TEXT UNDER STUDY:

Prevalence of the major thyroid cancer-associated syndromes in the United States
Listed in
This article is not in any list yet, why not save it to one of your lists.Abstract
Importance
A subset of thyroid cancers develops in a setting of a known hereditary cancerassociated syndrome. Understanding the population prevalence of thyroid cancer-associated syndromes is important to guide germline genetic testing and clinical management.
Objective
To estimate the prevalence of the major thyroid cancer-associated syndromes in the United States using the All of Us Research Program (AoU) data.
Design
In this cohort study, we identified pathogenic and likely pathogenic (P/LP) variants from the ClinVar database in 245,394 AoU biobank participants. We performed a logistic regression analysis of the association of ClinVar P/LP variants with thyroid cancer. P/LP variants in the genes of interest were manually curated to ensure match and pathogenicity status. We calculated the prevalence of thyroid cancer-associated syndromes defined by the presence of P/LP variants.
Results
Using logistic regression, we found that three hereditary syndromes, multiple endocrine neoplasia type 2 (MEN2, RET gene, p = 3.23e-20), PTEN hamartoma syndrome (PHPS, PTEN gene, p = 2.59e-15), and familial adenomatous polyposis type 1 (FAP, APC gene, p = 2.73e-10) were significantly associated with thyroid cancer. All these syndromes were previously reported to increase the risk of thyroid cancer. The prevalence of thyroid cancer-associated syndromes in the AoU was 1:2,172 (113 cases), 1:8,764 (28 cases), and 1:8,461 (29 cases) for MEN2, PHPS, and FAP, respectively. Most carriers of P/LP variants were not diagnosed with the features of the syndromes, including thyroid cancer, pheochromocytoma, or primary hyperparathyroidism. Three pathogenic RET variants that cause two amino acid substitutions, V804M and V804L, constitute 65% of all MEN2 variants in the AoU, and none of these carriers were diagnosed with thyroid cancer.

EXTRACTED RECORDS:
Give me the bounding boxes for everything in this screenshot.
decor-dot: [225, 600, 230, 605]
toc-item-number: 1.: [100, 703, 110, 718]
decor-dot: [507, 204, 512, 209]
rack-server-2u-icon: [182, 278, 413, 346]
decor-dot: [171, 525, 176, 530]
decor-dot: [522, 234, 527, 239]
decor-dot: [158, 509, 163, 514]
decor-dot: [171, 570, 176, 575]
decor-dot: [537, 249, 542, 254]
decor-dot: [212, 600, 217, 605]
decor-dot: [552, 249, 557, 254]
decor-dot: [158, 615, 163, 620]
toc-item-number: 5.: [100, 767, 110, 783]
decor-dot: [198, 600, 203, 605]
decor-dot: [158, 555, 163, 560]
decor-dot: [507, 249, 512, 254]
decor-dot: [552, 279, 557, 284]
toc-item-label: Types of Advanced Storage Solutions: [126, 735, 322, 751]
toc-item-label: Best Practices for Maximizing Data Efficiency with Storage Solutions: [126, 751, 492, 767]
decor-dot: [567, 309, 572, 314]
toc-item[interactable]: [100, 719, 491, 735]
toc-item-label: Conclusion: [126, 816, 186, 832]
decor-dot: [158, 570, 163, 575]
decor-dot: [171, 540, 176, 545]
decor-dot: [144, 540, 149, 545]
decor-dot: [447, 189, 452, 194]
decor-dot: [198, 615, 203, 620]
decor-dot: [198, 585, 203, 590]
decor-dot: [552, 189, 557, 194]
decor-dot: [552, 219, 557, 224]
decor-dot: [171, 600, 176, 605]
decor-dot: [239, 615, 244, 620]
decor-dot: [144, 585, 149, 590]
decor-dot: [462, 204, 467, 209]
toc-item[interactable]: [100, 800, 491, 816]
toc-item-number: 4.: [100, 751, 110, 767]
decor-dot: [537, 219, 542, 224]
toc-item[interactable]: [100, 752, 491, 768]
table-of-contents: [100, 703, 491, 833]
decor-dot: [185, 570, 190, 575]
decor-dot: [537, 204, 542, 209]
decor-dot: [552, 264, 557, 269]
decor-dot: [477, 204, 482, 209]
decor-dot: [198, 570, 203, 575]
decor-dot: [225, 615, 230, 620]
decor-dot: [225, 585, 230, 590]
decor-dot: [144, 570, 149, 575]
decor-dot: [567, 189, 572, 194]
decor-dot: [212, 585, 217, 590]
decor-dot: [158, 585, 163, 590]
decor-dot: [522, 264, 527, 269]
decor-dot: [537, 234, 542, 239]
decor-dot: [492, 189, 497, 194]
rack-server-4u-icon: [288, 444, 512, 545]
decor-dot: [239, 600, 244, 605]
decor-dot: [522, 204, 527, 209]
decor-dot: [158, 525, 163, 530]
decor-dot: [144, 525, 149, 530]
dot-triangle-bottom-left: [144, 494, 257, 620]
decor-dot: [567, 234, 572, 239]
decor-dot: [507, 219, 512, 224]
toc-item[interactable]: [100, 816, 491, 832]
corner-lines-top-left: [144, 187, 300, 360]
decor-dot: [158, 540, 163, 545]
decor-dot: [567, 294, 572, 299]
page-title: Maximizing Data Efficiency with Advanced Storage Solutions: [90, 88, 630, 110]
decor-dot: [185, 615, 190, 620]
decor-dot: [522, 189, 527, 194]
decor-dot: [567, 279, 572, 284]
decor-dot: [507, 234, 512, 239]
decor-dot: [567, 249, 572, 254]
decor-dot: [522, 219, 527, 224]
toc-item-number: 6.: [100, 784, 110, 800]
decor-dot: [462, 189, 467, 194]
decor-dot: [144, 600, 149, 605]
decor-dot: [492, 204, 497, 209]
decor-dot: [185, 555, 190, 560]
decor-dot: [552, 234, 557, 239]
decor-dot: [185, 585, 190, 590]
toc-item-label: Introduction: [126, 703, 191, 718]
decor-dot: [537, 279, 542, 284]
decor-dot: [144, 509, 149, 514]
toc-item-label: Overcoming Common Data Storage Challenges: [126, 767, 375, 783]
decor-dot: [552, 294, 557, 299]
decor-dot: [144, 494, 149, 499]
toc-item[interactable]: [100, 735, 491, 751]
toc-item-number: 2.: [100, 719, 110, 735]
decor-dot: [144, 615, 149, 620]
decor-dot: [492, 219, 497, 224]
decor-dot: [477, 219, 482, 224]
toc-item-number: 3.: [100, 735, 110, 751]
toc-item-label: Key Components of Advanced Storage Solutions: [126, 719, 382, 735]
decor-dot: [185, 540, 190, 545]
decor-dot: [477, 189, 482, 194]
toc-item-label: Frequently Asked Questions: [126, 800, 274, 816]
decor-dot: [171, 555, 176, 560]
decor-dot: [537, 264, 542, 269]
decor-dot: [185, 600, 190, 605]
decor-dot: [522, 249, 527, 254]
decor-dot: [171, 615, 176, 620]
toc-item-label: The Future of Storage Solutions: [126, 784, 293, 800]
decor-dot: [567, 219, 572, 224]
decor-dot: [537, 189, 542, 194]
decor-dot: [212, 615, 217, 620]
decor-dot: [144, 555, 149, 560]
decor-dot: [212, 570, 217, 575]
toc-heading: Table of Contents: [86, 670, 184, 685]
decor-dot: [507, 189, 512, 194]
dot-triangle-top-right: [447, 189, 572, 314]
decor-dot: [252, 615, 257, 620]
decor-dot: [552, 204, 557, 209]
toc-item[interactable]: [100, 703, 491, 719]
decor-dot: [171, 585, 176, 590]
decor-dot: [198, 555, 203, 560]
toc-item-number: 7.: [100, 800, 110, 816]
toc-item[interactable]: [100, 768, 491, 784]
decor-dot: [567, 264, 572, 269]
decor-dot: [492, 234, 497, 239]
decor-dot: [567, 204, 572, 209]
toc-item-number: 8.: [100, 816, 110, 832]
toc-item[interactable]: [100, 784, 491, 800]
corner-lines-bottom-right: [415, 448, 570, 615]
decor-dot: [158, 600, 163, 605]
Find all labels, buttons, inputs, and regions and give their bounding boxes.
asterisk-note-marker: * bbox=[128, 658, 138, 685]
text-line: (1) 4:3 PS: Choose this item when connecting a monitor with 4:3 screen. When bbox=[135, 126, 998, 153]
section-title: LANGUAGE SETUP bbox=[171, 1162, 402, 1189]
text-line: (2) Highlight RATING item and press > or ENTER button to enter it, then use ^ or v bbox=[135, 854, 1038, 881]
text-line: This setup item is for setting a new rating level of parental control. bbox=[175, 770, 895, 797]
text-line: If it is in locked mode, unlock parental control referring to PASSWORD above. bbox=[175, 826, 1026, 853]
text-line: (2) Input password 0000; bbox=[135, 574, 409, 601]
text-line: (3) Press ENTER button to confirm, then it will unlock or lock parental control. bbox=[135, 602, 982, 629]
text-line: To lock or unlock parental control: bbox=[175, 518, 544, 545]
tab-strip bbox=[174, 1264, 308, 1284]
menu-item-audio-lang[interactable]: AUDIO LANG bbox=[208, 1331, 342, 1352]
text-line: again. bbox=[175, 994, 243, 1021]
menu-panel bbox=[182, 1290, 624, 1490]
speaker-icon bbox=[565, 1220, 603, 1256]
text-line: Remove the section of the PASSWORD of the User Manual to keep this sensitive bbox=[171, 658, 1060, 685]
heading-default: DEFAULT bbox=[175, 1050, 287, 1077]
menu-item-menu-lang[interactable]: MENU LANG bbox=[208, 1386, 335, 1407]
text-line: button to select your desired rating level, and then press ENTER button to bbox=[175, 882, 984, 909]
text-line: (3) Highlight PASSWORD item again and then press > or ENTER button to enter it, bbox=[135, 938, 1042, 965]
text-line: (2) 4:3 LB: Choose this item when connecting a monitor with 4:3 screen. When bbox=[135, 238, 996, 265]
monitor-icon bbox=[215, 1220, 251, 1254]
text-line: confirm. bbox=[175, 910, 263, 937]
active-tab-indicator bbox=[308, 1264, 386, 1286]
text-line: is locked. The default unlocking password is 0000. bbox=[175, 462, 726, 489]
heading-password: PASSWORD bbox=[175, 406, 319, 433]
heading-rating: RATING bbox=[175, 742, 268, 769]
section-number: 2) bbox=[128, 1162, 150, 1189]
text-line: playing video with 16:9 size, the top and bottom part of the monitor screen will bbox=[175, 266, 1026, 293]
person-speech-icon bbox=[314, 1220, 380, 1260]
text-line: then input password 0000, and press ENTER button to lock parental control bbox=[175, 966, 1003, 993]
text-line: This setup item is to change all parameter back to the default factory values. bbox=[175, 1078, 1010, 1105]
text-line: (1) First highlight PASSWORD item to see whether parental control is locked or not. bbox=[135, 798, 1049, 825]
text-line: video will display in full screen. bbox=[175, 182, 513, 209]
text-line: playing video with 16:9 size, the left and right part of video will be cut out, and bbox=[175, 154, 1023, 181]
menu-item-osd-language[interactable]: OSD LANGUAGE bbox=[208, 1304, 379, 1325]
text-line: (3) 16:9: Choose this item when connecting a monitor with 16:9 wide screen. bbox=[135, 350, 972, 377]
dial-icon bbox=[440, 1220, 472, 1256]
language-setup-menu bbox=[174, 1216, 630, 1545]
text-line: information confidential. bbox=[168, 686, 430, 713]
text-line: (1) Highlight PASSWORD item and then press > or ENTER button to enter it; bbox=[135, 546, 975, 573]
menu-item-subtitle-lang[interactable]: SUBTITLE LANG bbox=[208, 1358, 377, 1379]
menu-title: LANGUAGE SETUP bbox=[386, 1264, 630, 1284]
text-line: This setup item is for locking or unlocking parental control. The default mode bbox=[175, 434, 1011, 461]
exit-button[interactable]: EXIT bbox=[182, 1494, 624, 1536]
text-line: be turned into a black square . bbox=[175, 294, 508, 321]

WORK ITEM A:
Answer these from the thyroid cancer abstract:
(i) In how many All of Us biobank participants were the P/LP variants identified?
(ii) What prevalence of MEN2 was found in the AoU?
(iii) Which two amino acid substitutions result from the three pathogenic RET variants?
WORK ITEM B:
List every gene named in the thyroid cancer abstract.
WORK ITEM C:
Pick up the thyroid cancer abstract at its last sentence and carry it forward.

RESPONSE AREA A:
(i) 245,394
(ii) 1:2,172 (113 cases)
(iii) V804M and V804L

RESPONSE AREA B:
RET, PTEN, APC

RESPONSE AREA C:
Conclusions and Relevance
The prevalence of MEN2 and PHPS is ∼10-20 times higher than it is currently estimated for the general population (1:35,000 – 1,50,000 for MEN2 and 1:200,000-1:250,000 for PHTS). Most affected individuals are not diagnosed with thyroid cancer. These results further refine our understanding of the prevalence of hereditary syndromic thyroid cancers and may change the clinical approach to patients with moderate-risk RET mutations (such as V804M and V804L), potentially emphasizing active surveillance over prophylactic thyroidectomy.
Key Points
Question
What is the prevalence of the major thyroid cancer-associated syndromes in the United States?
Findings
In this cohort study that includes 245,394 genotyped participants in the All of Us Research Program (AoU), the prevalence was 1:2,172 for multiple endocrine neoplasia type 2 (MEN2) and 1:8,764 for PTEN hamartoma syndrome (PHTS).
Meaning
The prevalence of MEN2 and PHPS is ∼10-20 times higher than currently estimated for the general population.